SOURCE PASSAGE section start

GENDER insights

Reaching women farmers with climate resilience strategies in Africa and Asia

Climate resilience Photo: Credit: Jeffery M Walcott/IWMI

This article was first published by Earth Negotiations Bulletin.

Panelists at a COP 27 side event highlighted the necessity and potential of gender-responsive approaches for building climate resilience in contexts of vulnerability, food insecurity, and conflict.

Effective pathways to climate resilience require the vital contributions of women, who are on the frontlines of agriculture around the globe. This CGIAR GENDER Impact Platform event foregrounded the necessity and potential of gender-responsive approaches for building climate resilience in contexts of vulnerability, food insecurity, and conflict.

Photo: Matthew TenBruggencate/IISD/ENB

Anke Oppermann, Federal Ministry for Economic Cooperation and Development (BMZ), Germany, highlighted women and girls as “agents of change” in agricultural systems, though they carry unequal burdens. She noted that a feminist development policy, which is a centerpiece of Germany’s new government, brings women and girls into focus in food development programmes. Oppermann underscored that gender-just societies are more peaceful and climate resilient.
 
Moderated by Vivian Atakos, CGIAR, the first panel emphasized: the need for more research that foregrounds the role of gender in food systems; the central role that an ecosystem-based agroecology can play in reducing inequality and enhancing climate resilience; and the structural, systemic nature of gender-based inequality.

Nicoline de Haan, Director, CGIAR GENDER Impact Platform (Photo: Matthew TenBruggencate/IISD/ENB)

SOURCE PASSAGE section end
INFORMATION section start

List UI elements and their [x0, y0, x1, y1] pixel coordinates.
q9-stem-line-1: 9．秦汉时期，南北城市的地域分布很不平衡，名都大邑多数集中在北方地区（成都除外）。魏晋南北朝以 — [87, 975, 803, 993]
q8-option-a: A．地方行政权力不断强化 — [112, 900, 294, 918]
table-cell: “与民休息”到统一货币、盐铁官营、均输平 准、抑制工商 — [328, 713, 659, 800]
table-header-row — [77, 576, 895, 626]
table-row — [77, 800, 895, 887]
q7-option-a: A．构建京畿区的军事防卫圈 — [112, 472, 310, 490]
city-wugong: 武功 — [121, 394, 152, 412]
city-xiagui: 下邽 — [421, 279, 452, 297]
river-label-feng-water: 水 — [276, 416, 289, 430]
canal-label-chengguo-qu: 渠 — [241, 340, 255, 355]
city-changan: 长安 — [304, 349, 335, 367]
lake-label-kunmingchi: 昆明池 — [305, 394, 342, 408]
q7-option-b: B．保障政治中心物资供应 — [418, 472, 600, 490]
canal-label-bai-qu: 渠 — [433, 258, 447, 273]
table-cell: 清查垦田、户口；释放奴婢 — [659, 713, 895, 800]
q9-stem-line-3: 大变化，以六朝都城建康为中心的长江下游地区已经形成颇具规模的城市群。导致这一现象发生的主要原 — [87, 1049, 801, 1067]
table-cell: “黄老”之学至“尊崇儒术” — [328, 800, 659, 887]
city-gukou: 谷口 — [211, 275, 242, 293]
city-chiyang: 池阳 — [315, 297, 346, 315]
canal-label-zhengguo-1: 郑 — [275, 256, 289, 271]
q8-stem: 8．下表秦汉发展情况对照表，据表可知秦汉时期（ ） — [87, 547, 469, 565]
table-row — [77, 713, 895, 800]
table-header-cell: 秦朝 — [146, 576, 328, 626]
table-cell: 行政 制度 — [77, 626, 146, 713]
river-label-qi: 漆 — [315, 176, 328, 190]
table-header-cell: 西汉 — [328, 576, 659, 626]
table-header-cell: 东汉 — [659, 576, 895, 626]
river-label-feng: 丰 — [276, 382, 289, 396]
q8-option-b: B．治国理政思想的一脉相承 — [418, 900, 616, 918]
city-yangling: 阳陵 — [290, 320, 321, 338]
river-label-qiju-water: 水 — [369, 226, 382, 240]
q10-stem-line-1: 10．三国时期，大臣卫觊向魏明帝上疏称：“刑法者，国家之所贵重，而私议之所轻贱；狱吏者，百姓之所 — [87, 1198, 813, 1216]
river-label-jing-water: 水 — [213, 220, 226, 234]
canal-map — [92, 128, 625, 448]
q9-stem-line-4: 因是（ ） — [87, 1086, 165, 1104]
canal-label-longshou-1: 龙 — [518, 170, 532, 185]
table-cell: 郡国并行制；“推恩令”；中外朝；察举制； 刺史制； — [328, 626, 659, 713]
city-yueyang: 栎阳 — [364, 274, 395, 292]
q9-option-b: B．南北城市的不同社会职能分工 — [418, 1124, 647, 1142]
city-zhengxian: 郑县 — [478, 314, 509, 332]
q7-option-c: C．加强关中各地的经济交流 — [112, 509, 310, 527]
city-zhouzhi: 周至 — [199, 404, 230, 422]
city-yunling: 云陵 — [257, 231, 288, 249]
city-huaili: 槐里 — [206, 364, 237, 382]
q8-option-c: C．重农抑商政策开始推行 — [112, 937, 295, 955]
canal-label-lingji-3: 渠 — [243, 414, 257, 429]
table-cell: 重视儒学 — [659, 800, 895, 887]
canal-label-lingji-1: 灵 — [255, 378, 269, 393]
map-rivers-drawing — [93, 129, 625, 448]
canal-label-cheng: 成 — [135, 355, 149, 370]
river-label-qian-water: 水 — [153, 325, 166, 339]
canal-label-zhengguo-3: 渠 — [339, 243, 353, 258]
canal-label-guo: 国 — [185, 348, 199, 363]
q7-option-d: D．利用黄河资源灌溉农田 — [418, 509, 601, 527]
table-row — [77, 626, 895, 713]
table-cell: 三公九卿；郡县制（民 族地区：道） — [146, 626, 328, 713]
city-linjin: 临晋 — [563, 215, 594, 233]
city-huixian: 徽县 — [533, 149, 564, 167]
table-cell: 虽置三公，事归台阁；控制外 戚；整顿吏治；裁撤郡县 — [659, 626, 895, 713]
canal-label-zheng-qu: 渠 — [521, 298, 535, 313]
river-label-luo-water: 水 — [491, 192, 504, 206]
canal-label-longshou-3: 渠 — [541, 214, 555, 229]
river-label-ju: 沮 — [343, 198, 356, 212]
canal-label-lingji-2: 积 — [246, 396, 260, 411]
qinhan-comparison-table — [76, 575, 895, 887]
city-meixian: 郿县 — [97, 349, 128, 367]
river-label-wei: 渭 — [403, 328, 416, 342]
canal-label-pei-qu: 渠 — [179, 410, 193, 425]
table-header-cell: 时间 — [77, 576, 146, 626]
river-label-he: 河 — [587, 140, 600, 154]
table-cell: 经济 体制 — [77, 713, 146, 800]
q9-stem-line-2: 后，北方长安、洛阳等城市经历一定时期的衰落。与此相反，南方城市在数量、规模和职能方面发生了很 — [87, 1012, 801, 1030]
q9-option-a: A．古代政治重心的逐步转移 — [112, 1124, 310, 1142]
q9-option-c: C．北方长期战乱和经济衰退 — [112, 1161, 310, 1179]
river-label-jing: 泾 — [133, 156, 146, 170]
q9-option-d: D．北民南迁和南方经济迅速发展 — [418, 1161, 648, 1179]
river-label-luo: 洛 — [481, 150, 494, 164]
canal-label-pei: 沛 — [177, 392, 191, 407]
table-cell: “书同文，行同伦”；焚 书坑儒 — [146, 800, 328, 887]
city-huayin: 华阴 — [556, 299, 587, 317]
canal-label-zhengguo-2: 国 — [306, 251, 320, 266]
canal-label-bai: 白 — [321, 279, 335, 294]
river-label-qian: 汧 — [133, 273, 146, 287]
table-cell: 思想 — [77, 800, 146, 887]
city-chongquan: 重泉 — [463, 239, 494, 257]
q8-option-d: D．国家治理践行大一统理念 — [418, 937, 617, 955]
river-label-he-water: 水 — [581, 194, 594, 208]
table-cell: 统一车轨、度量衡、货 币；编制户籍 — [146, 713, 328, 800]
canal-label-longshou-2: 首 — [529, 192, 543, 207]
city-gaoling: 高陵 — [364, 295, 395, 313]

INFORMATION section end

List every person named in the climate resilience article, including those named in photo credits. None of the lines are needed for this.

Jeffery M Walcott
Matthew TenBruggencate
Anke Oppermann
Vivian Atakos
Nicoline de Haan